• **Exercise aim**
State the number of lines that contain the word "Chiếm", and add nothing else.

• **Records for the task**
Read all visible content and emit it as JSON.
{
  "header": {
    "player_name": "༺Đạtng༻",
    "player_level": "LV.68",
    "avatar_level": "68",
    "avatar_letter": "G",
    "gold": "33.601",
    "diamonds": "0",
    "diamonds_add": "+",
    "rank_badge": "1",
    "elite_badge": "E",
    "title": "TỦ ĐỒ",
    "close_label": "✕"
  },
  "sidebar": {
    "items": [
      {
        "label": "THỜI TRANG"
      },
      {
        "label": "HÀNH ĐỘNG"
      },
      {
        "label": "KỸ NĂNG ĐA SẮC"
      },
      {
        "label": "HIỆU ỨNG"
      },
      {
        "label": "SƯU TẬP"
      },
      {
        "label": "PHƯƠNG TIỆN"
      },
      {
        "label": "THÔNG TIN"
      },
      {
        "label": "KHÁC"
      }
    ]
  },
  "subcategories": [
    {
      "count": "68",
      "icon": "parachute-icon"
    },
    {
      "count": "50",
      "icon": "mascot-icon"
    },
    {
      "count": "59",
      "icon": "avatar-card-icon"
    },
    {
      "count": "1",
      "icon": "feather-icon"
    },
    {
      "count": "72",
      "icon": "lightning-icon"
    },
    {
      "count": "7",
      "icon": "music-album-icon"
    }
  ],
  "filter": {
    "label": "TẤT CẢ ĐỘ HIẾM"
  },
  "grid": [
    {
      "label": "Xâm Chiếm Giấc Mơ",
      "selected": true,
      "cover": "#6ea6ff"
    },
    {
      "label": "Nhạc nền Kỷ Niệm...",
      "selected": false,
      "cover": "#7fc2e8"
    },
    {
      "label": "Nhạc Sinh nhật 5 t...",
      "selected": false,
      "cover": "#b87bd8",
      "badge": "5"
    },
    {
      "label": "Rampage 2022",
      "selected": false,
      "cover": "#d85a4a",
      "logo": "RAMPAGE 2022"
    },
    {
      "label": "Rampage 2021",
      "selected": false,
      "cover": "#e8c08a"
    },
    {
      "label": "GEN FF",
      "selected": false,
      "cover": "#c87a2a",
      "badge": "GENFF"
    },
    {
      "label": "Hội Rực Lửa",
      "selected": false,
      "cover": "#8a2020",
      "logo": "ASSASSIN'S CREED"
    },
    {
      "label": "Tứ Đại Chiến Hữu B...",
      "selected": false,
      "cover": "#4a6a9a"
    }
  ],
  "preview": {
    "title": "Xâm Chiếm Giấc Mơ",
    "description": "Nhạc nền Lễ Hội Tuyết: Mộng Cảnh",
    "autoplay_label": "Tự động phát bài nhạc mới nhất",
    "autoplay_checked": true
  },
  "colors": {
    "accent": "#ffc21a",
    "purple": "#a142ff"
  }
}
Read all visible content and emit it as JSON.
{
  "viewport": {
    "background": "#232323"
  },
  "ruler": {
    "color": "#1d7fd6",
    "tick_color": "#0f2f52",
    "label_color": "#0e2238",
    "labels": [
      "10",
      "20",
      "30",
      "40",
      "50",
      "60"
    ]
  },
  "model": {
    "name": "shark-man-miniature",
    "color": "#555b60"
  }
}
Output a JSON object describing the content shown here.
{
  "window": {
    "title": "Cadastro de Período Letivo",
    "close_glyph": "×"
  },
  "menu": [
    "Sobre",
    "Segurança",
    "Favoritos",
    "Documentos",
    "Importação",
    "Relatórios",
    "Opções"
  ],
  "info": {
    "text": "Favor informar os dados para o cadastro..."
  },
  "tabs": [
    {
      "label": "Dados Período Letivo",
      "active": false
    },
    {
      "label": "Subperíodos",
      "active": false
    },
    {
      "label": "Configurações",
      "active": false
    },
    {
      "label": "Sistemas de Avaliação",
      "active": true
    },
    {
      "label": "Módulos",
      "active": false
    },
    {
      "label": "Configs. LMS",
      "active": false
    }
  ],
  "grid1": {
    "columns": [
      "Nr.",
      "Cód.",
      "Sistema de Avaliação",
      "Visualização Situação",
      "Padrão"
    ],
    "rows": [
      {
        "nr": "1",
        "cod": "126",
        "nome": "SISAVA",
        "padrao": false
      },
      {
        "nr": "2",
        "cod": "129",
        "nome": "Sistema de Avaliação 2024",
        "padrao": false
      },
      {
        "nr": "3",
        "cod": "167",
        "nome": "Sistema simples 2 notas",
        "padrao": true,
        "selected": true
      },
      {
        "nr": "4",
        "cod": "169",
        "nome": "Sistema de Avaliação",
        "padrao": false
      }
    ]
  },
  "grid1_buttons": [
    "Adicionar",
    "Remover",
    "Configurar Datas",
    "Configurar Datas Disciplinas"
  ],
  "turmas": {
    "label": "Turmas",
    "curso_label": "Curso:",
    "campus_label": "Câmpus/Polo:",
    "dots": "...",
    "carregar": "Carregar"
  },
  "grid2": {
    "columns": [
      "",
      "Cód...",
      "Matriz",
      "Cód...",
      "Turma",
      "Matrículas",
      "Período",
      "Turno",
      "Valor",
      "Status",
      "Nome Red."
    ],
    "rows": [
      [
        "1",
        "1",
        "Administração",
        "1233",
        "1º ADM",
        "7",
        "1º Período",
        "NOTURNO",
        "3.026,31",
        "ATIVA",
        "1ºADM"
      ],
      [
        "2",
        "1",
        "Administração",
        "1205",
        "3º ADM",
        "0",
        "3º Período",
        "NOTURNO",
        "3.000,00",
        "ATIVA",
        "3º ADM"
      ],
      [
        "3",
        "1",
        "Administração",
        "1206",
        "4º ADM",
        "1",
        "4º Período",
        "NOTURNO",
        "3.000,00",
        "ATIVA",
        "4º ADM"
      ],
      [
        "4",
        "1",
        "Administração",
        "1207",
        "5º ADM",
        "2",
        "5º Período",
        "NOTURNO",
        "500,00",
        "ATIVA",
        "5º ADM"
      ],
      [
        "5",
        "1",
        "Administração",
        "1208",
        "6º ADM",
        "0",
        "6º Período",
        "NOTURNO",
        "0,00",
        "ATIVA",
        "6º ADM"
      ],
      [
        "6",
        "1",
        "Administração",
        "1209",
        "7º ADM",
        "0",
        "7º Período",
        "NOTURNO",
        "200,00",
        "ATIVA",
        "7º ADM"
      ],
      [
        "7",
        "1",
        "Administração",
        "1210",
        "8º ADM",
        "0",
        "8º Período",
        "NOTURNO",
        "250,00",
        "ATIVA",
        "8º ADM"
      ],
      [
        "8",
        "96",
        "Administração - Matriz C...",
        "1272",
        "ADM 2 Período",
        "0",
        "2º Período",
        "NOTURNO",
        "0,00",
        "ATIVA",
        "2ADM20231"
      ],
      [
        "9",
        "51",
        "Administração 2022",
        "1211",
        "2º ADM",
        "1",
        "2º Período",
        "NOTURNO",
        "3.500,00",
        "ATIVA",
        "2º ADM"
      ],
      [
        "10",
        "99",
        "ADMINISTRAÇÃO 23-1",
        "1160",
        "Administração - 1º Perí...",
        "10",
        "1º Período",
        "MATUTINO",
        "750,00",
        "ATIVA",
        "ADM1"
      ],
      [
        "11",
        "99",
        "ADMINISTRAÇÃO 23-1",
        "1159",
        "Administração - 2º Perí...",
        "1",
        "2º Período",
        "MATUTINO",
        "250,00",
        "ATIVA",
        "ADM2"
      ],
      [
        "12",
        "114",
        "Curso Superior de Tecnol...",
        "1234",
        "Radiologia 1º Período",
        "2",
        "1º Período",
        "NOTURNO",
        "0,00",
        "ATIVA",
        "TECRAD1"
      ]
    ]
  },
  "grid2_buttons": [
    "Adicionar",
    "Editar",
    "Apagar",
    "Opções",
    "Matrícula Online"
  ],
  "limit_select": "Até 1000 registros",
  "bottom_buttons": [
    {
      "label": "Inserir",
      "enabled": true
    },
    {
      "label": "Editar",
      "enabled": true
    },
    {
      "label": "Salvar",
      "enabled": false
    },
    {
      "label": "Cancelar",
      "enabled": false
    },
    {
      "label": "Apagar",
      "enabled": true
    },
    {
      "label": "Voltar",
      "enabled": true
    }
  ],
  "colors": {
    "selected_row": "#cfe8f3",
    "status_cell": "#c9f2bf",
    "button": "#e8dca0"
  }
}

• **Exercise result**
2